==== MATERIAL SUPPLIED
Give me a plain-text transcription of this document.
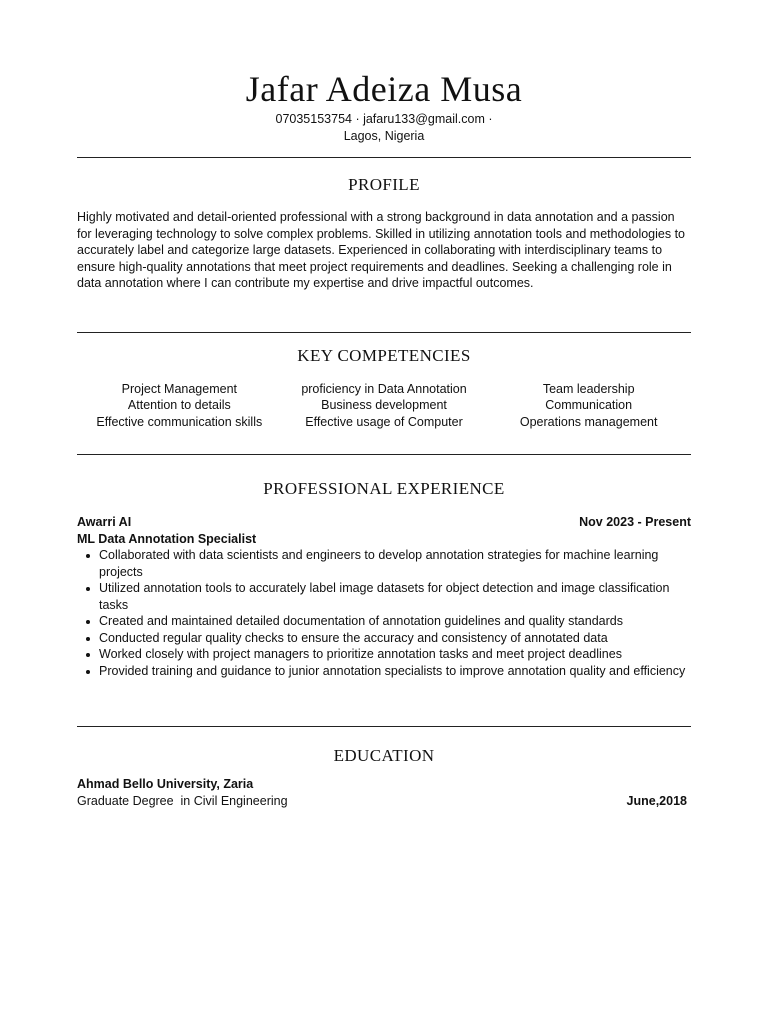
Jafar Adeiza Musa
07035153754 · jafaru133@gmail.com ·
Lagos, Nigeria
PROFILE
Highly motivated and detail-oriented professional with a strong background in data annotation and a passion for leveraging technology to solve complex problems. Skilled in utilizing annotation tools and methodologies to accurately label and categorize large datasets. Experienced in collaborating with interdisciplinary teams to ensure high-quality annotations that meet project requirements and deadlines. Seeking a challenging role in data annotation where I can contribute my expertise and drive impactful outcomes.
KEY COMPETENCIES
Project Management
Attention to details
Effective communication skills
proficiency in Data Annotation
Business development
Effective usage of Computer
Team leadership
Communication
Operations management
PROFESSIONAL EXPERIENCE
Awarri AI	Nov 2023 - Present
ML Data Annotation Specialist
Collaborated with data scientists and engineers to develop annotation strategies for machine learning projects
Utilized annotation tools to accurately label image datasets for object detection and image classification tasks
Created and maintained detailed documentation of annotation guidelines and quality standards
Conducted regular quality checks to ensure the accuracy and consistency of annotated data
Worked closely with project managers to prioritize annotation tasks and meet project deadlines
Provided training and guidance to junior annotation specialists to improve annotation quality and efficiency
EDUCATION
Ahmad Bello University, Zaria
Graduate Degree  in Civil Engineering	June,2018
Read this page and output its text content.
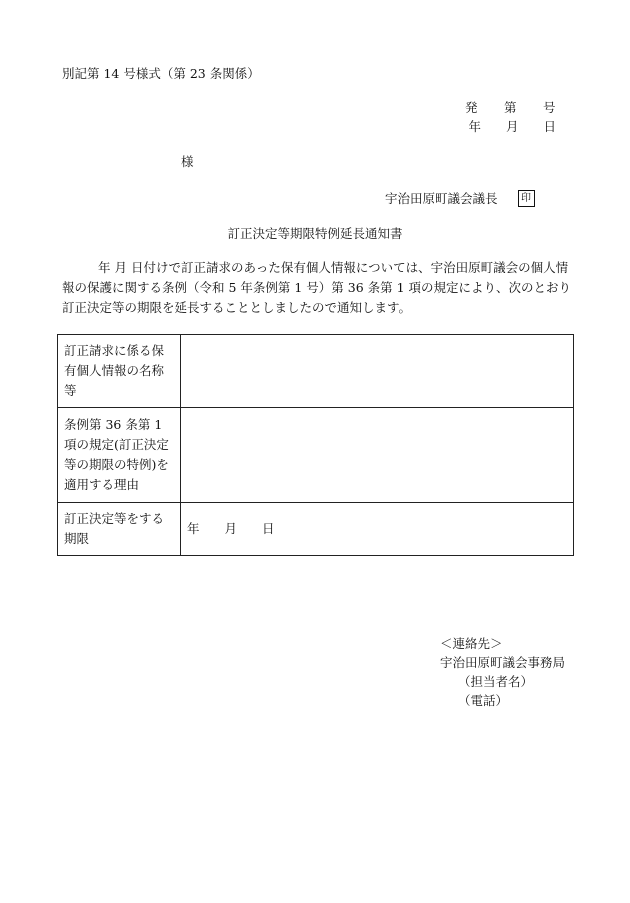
別記第 14 号様式（第 23 条関係）
発　　第　　号
年　　月　　日
様
宇治田原町議会議長	印
訂正決定等期限特例延長通知書
年 月 日付けで訂正請求のあった保有個人情報については、宇治田原町議会の個人情報の保護に関する条例（令和 5 年条例第 1 号）第 36 条第 1 項の規定により、次のとおり訂正決定等の期限を延長することとしましたので通知します。
訂正請求に係る保有個人情報の名称等	
条例第 36 条第 1 項の規定(訂正決定等の期限の特例)を適用する理由	
訂正決定等をする期限	年　　月　　日
＜連絡先＞
宇治田原町議会事務局
（担当者名）
（電話）
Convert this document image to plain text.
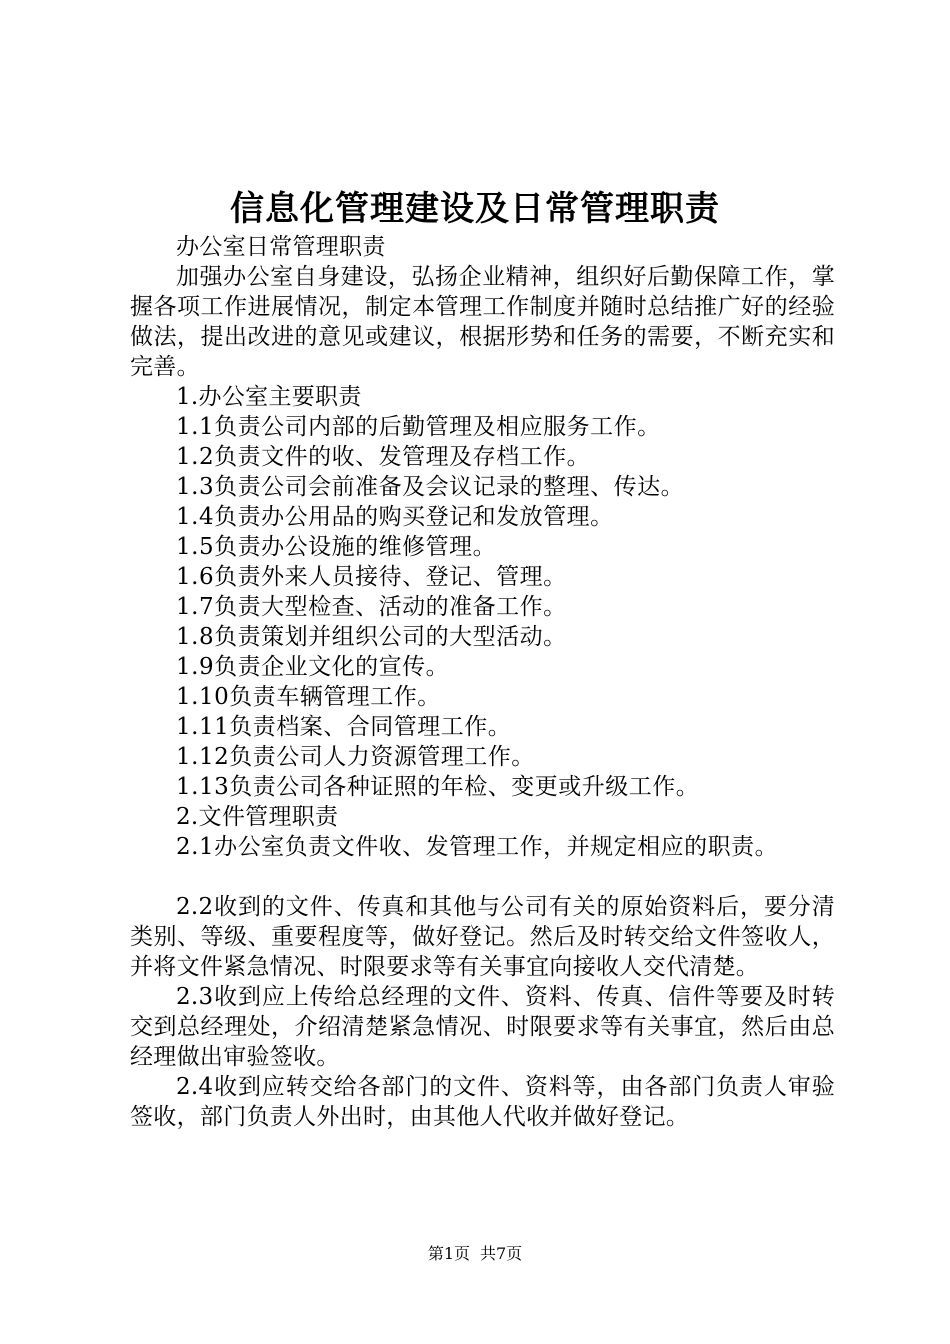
信息化管理建设及日常管理职责

办公室日常管理职责

加强办公室自身建设，弘扬企业精神，组织好后勤保障工作，掌握各项工作进展情况，制定本管理工作制度并随时总结推广好的经验做法，提出改进的意见或建议，根据形势和任务的需要，不断充实和完善。

1.办公室主要职责

1.1负责公司内部的后勤管理及相应服务工作。

1.2负责文件的收、发管理及存档工作。

1.3负责公司会前准备及会议记录的整理、传达。

1.4负责办公用品的购买登记和发放管理。

1.5负责办公设施的维修管理。

1.6负责外来人员接待、登记、管理。

1.7负责大型检查、活动的准备工作。

1.8负责策划并组织公司的大型活动。

1.9负责企业文化的宣传。

1.10负责车辆管理工作。

1.11负责档案、合同管理工作。

1.12负责公司人力资源管理工作。

1.13负责公司各种证照的年检、变更或升级工作。

2.文件管理职责

2.1办公室负责文件收、发管理工作，并规定相应的职责。

2.2收到的文件、传真和其他与公司有关的原始资料后，要分清类别、等级、重要程度等，做好登记。然后及时转交给文件签收人，并将文件紧急情况、时限要求等有关事宜向接收人交代清楚。

2.3收到应上传给总经理的文件、资料、传真、信件等要及时转交到总经理处，介绍清楚紧急情况、时限要求等有关事宜，然后由总经理做出审验签收。

2.4收到应转交给各部门的文件、资料等，由各部门负责人审验签收，部门负责人外出时，由其他人代收并做好登记。

第1页 共7页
========
• _SET PROBLEM_:
Quote all the records verbatim, dropping any pictures from your copy.

• _RESPONSE TO THE EXERCISE_:
Give me a plain-text transcription of this document.
Jafar Adeiza Musa
07035153754 · jafaru133@gmail.com ·
Lagos, Nigeria
PROFILE
Highly motivated and detail-oriented professional with a strong background in data annotation and a passion for leveraging technology to solve complex problems. Skilled in utilizing annotation tools and methodologies to accurately label and categorize large datasets. Experienced in collaborating with interdisciplinary teams to ensure high-quality annotations that meet project requirements and deadlines. Seeking a challenging role in data annotation where I can contribute my expertise and drive impactful outcomes.
KEY COMPETENCIES
Project Management
Attention to details
Effective communication skills
proficiency in Data Annotation
Business development
Effective usage of Computer
Team leadership
Communication
Operations management
PROFESSIONAL EXPERIENCE
Awarri AI	Nov 2023 - Present
ML Data Annotation Specialist
Collaborated with data scientists and engineers to develop annotation strategies for machine learning projects
Utilized annotation tools to accurately label image datasets for object detection and image classification tasks
Created and maintained detailed documentation of annotation guidelines and quality standards
Conducted regular quality checks to ensure the accuracy and consistency of annotated data
Worked closely with project managers to prioritize annotation tasks and meet project deadlines
Provided training and guidance to junior annotation specialists to improve annotation quality and efficiency
EDUCATION
Ahmad Bello University, Zaria
Graduate Degree  in Civil Engineering	June,2018
Read this page and output its text content.
別記第 14 号様式（第 23 条関係）
発　　第　　号
年　　月　　日
様
宇治田原町議会議長	印
訂正決定等期限特例延長通知書
年 月 日付けで訂正請求のあった保有個人情報については、宇治田原町議会の個人情報の保護に関する条例（令和 5 年条例第 1 号）第 36 条第 1 項の規定により、次のとおり訂正決定等の期限を延長することとしましたので通知します。
訂正請求に係る保有個人情報の名称等	
条例第 36 条第 1 項の規定(訂正決定等の期限の特例)を適用する理由	
訂正決定等をする期限	年　　月　　日
＜連絡先＞
宇治田原町議会事務局
（担当者名）
（電話）
Convert this document image to plain text.
信息化管理建设及日常管理职责

办公室日常管理职责

加强办公室自身建设，弘扬企业精神，组织好后勤保障工作，掌握各项工作进展情况，制定本管理工作制度并随时总结推广好的经验做法，提出改进的意见或建议，根据形势和任务的需要，不断充实和完善。

1.办公室主要职责

1.1负责公司内部的后勤管理及相应服务工作。

1.2负责文件的收、发管理及存档工作。

1.3负责公司会前准备及会议记录的整理、传达。

1.4负责办公用品的购买登记和发放管理。

1.5负责办公设施的维修管理。

1.6负责外来人员接待、登记、管理。

1.7负责大型检查、活动的准备工作。

1.8负责策划并组织公司的大型活动。

1.9负责企业文化的宣传。

1.10负责车辆管理工作。

1.11负责档案、合同管理工作。

1.12负责公司人力资源管理工作。

1.13负责公司各种证照的年检、变更或升级工作。

2.文件管理职责

2.1办公室负责文件收、发管理工作，并规定相应的职责。

2.2收到的文件、传真和其他与公司有关的原始资料后，要分清类别、等级、重要程度等，做好登记。然后及时转交给文件签收人，并将文件紧急情况、时限要求等有关事宜向接收人交代清楚。

2.3收到应上传给总经理的文件、资料、传真、信件等要及时转交到总经理处，介绍清楚紧急情况、时限要求等有关事宜，然后由总经理做出审验签收。

2.4收到应转交给各部门的文件、资料等，由各部门负责人审验签收，部门负责人外出时，由其他人代收并做好登记。

第1页 共7页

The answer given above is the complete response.